_What you should do:_ Look at each line of the records and count those with "totalling" in them. Please answer with the count alone.

Dataset entries on figures:
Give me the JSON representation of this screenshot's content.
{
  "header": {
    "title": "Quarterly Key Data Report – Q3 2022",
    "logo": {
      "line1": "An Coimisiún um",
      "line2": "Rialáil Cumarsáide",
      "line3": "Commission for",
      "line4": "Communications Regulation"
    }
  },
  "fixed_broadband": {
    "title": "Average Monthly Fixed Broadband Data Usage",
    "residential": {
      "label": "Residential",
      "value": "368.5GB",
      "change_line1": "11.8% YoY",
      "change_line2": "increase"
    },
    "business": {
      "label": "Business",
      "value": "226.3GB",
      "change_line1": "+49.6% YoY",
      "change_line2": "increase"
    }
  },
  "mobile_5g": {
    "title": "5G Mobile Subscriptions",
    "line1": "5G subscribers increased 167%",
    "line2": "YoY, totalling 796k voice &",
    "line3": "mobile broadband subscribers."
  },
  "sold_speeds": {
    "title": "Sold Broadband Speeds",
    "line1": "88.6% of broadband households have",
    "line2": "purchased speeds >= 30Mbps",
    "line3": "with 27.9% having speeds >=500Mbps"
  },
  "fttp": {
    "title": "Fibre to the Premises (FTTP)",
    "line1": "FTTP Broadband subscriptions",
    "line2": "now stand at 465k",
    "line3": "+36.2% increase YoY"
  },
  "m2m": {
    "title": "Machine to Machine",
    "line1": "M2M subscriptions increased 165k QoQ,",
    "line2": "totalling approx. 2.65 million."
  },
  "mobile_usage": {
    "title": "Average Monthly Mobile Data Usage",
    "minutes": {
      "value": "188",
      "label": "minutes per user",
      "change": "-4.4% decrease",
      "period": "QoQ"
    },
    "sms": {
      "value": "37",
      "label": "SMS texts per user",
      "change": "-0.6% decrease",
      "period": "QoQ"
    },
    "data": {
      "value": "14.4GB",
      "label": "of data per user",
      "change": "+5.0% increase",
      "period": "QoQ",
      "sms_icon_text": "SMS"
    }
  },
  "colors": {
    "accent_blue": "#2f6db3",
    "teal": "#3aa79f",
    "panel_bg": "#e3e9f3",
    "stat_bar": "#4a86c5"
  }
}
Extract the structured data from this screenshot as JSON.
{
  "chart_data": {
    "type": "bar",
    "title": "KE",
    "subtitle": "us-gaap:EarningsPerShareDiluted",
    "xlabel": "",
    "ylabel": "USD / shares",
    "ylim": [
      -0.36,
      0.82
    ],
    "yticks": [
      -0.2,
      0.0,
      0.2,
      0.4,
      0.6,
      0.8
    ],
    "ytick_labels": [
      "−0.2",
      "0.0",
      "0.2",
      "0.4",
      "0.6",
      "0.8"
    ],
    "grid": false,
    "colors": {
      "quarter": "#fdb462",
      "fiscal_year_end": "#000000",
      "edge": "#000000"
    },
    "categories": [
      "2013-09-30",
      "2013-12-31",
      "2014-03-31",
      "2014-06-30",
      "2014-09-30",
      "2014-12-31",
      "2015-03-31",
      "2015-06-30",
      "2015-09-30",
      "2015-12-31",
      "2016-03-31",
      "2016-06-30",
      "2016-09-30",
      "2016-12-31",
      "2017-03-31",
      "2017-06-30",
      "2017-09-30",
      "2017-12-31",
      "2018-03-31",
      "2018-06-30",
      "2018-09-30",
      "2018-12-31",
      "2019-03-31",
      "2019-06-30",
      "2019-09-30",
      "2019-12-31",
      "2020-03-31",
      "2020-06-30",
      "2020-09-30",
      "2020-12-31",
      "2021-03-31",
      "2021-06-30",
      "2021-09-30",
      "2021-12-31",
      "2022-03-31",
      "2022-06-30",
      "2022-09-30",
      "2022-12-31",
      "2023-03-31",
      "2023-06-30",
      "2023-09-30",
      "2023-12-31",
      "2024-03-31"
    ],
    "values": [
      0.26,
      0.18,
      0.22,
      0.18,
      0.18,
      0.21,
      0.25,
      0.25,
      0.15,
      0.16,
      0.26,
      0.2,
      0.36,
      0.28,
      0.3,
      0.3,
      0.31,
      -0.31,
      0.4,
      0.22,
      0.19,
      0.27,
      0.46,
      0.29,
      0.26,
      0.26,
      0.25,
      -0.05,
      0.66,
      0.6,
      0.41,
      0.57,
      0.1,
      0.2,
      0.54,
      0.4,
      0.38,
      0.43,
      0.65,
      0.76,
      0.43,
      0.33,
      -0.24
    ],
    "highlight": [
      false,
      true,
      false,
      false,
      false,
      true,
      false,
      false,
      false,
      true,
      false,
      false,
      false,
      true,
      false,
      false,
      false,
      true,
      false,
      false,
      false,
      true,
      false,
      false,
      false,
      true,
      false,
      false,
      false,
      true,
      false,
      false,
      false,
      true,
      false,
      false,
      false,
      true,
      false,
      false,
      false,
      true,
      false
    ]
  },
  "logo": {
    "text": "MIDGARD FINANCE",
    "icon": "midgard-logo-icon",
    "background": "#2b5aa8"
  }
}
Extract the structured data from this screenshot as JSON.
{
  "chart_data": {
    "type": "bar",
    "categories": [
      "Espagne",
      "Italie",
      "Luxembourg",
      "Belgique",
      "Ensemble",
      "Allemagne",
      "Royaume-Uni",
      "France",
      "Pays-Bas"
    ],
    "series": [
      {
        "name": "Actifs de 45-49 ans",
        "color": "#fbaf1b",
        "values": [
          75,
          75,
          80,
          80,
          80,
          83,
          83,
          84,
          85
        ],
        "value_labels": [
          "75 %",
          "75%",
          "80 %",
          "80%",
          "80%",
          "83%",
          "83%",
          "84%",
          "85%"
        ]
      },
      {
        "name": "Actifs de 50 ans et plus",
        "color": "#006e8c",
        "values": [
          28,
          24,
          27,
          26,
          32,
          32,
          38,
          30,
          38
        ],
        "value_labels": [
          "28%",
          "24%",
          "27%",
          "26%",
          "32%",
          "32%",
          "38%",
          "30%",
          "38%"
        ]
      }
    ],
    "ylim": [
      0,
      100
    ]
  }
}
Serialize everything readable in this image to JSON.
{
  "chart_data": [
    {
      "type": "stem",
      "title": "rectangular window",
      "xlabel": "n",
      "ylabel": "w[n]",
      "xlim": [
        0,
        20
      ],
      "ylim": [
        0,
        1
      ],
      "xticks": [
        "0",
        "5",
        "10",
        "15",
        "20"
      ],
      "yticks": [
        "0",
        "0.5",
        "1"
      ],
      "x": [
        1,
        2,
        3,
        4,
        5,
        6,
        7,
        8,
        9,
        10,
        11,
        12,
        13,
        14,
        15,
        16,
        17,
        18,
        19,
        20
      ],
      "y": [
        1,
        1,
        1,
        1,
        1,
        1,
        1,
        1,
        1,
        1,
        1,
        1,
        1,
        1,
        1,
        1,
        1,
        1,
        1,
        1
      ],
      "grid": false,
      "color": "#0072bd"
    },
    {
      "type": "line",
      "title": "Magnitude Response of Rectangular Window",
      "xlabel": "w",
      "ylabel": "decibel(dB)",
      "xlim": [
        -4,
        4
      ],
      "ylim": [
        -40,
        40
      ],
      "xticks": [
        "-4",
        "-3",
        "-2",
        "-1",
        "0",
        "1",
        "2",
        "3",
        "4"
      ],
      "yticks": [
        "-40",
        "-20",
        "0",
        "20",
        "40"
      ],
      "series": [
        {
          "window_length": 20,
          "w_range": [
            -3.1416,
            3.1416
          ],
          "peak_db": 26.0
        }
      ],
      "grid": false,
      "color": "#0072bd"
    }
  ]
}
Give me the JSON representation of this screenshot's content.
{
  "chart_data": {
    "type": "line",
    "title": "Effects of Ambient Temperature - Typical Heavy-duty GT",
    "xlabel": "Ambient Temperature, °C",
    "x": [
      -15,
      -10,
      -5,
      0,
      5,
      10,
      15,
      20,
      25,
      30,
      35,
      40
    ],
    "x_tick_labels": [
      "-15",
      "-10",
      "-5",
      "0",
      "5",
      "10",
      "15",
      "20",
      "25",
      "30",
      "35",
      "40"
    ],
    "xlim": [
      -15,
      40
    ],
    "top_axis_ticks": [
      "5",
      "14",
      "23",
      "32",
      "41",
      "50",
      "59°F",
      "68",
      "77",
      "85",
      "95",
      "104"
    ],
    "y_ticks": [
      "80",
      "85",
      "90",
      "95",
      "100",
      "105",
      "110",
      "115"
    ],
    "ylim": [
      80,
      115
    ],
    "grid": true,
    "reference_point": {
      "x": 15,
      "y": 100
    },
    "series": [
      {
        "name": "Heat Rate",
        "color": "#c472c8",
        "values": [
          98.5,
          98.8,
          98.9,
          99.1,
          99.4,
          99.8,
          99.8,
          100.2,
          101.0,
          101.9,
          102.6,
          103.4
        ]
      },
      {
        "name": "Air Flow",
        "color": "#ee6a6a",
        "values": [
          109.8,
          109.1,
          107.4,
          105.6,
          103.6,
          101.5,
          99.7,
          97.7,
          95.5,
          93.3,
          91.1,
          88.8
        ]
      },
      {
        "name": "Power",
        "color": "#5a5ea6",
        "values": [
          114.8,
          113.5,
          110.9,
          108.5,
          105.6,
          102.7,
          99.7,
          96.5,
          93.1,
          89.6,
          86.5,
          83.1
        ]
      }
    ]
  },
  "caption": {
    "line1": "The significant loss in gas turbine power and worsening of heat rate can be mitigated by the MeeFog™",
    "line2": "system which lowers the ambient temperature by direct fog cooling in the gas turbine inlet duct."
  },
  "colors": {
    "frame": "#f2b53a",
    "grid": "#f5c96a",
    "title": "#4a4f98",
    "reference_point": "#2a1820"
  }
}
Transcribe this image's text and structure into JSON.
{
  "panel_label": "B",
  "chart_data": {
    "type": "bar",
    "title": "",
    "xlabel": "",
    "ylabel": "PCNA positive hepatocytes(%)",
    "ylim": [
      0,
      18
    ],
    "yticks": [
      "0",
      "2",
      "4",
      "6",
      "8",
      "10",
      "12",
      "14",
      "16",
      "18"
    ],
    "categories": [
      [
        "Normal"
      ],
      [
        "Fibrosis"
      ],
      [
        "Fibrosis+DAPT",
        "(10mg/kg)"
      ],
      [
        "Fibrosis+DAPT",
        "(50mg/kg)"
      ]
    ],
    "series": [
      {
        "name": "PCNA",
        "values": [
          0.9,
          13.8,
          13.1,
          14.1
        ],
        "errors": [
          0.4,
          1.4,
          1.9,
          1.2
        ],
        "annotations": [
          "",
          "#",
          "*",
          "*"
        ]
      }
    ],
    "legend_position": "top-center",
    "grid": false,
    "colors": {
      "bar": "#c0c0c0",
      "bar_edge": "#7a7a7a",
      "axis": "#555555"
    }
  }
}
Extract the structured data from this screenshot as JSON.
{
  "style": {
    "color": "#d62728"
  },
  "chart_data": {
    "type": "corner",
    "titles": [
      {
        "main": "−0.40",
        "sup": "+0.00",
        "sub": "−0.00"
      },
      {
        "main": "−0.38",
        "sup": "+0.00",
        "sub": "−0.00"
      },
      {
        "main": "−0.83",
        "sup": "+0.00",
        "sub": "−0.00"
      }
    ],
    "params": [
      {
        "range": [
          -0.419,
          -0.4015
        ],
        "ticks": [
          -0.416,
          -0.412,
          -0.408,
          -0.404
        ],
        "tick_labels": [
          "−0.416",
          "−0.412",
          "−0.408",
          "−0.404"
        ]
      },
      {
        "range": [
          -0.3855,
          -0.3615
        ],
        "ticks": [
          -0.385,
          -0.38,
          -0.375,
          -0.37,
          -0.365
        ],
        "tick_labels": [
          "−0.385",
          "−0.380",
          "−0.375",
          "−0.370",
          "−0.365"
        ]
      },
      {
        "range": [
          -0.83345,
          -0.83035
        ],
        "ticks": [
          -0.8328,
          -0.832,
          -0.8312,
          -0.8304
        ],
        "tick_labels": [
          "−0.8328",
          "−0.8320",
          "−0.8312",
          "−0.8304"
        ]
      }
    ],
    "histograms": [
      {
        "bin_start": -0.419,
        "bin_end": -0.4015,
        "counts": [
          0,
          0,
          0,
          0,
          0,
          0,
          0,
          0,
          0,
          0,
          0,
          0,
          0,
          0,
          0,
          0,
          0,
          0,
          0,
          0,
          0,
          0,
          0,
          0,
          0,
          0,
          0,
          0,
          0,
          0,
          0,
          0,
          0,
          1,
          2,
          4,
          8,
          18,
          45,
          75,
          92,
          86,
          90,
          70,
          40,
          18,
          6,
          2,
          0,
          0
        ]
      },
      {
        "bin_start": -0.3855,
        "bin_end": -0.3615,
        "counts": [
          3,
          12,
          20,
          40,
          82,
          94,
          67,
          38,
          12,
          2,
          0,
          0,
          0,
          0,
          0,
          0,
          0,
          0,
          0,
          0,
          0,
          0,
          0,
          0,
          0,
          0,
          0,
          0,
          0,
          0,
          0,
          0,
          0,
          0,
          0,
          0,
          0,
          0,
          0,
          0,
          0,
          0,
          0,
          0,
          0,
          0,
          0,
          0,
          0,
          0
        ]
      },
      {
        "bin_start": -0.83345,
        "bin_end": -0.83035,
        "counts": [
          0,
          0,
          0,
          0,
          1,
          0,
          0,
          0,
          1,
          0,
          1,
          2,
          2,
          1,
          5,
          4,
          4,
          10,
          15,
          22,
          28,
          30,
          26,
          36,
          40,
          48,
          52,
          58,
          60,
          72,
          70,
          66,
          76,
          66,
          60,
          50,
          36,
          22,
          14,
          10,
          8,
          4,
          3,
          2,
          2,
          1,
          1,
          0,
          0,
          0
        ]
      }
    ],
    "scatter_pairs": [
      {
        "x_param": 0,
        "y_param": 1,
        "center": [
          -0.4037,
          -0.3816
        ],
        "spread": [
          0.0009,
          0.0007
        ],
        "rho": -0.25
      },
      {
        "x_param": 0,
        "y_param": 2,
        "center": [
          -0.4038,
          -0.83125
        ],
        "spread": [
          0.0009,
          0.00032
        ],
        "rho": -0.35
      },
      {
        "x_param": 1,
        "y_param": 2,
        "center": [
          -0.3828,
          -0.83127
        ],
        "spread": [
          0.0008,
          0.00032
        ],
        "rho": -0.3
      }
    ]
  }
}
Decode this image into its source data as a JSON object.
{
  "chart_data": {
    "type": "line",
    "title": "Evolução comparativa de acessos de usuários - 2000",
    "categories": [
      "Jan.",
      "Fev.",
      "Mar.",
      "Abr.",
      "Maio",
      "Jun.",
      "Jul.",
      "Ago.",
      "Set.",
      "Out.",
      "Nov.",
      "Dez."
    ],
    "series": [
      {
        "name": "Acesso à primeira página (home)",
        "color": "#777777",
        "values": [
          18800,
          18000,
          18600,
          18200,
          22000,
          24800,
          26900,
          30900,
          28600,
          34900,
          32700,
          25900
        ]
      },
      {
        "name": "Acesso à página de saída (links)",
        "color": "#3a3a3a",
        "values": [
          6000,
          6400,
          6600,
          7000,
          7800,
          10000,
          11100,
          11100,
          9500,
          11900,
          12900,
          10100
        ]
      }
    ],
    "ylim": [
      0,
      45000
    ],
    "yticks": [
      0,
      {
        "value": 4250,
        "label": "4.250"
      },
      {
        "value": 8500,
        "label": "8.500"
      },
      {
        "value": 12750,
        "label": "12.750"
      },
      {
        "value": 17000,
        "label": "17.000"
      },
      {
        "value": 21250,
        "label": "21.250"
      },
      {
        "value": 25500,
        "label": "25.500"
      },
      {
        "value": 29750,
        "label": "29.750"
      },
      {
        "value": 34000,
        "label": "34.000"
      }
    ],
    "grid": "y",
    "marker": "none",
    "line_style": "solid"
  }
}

_Exercise solution:_ 2